--- START ---

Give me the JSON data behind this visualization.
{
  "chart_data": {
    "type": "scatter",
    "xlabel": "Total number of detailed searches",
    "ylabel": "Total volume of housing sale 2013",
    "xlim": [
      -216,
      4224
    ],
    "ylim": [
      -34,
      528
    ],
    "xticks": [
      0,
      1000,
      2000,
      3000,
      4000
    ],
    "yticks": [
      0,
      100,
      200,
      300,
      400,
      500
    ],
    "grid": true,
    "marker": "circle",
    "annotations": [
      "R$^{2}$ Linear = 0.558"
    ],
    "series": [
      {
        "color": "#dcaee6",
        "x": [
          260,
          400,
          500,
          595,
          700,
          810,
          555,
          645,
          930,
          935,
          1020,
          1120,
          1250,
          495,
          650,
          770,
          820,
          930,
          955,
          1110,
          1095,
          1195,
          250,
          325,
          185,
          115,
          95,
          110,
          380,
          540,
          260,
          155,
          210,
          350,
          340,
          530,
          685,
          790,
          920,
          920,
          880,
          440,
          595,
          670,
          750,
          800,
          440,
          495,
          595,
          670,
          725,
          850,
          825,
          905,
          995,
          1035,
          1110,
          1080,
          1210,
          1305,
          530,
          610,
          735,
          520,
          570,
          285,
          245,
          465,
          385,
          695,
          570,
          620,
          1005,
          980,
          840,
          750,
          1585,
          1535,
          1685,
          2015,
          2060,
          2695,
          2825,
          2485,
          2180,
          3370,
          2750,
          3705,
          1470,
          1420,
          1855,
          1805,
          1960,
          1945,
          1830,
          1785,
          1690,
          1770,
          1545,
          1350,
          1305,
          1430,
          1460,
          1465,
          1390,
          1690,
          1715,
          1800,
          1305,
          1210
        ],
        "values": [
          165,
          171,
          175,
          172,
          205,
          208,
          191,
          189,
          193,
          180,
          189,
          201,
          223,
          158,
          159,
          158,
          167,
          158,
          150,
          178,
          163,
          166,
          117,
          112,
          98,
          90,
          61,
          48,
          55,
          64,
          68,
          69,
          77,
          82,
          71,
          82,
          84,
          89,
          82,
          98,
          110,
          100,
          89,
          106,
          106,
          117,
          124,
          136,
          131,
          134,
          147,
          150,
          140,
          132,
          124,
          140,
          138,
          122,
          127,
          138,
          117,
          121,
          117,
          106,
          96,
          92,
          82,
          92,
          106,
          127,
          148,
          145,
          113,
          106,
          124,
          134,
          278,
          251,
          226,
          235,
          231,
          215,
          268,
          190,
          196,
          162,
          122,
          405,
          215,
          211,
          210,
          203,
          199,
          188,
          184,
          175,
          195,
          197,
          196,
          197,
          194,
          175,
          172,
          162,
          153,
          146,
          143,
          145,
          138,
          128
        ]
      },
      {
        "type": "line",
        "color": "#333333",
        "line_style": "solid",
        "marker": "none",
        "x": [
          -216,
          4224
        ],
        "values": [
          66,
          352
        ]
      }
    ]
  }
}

--- END ---

WORK INSTRUCTIONS:
Write an exact transcription of every entry above.

PROBLEM SOLUTION:
Give me the JSON data behind this visualization.
{
  "chart_data": {
    "type": "scatter",
    "xlabel": "Total number of detailed searches",
    "ylabel": "Total volume of housing sale 2013",
    "xlim": [
      -216,
      4224
    ],
    "ylim": [
      -34,
      528
    ],
    "xticks": [
      0,
      1000,
      2000,
      3000,
      4000
    ],
    "yticks": [
      0,
      100,
      200,
      300,
      400,
      500
    ],
    "grid": true,
    "marker": "circle",
    "annotations": [
      "R$^{2}$ Linear = 0.558"
    ],
    "series": [
      {
        "color": "#dcaee6",
        "x": [
          260,
          400,
          500,
          595,
          700,
          810,
          555,
          645,
          930,
          935,
          1020,
          1120,
          1250,
          495,
          650,
          770,
          820,
          930,
          955,
          1110,
          1095,
          1195,
          250,
          325,
          185,
          115,
          95,
          110,
          380,
          540,
          260,
          155,
          210,
          350,
          340,
          530,
          685,
          790,
          920,
          920,
          880,
          440,
          595,
          670,
          750,
          800,
          440,
          495,
          595,
          670,
          725,
          850,
          825,
          905,
          995,
          1035,
          1110,
          1080,
          1210,
          1305,
          530,
          610,
          735,
          520,
          570,
          285,
          245,
          465,
          385,
          695,
          570,
          620,
          1005,
          980,
          840,
          750,
          1585,
          1535,
          1685,
          2015,
          2060,
          2695,
          2825,
          2485,
          2180,
          3370,
          2750,
          3705,
          1470,
          1420,
          1855,
          1805,
          1960,
          1945,
          1830,
          1785,
          1690,
          1770,
          1545,
          1350,
          1305,
          1430,
          1460,
          1465,
          1390,
          1690,
          1715,
          1800,
          1305,
          1210
        ],
        "values": [
          165,
          171,
          175,
          172,
          205,
          208,
          191,
          189,
          193,
          180,
          189,
          201,
          223,
          158,
          159,
          158,
          167,
          158,
          150,
          178,
          163,
          166,
          117,
          112,
          98,
          90,
          61,
          48,
          55,
          64,
          68,
          69,
          77,
          82,
          71,
          82,
          84,
          89,
          82,
          98,
          110,
          100,
          89,
          106,
          106,
          117,
          124,
          136,
          131,
          134,
          147,
          150,
          140,
          132,
          124,
          140,
          138,
          122,
          127,
          138,
          117,
          121,
          117,
          106,
          96,
          92,
          82,
          92,
          106,
          127,
          148,
          145,
          113,
          106,
          124,
          134,
          278,
          251,
          226,
          235,
          231,
          215,
          268,
          190,
          196,
          162,
          122,
          405,
          215,
          211,
          210,
          203,
          199,
          188,
          184,
          175,
          195,
          197,
          196,
          197,
          194,
          175,
          172,
          162,
          153,
          146,
          143,
          145,
          138,
          128
        ]
      },
      {
        "type": "line",
        "color": "#333333",
        "line_style": "solid",
        "marker": "none",
        "x": [
          -216,
          4224
        ],
        "values": [
          66,
          352
        ]
      }
    ]
  }
}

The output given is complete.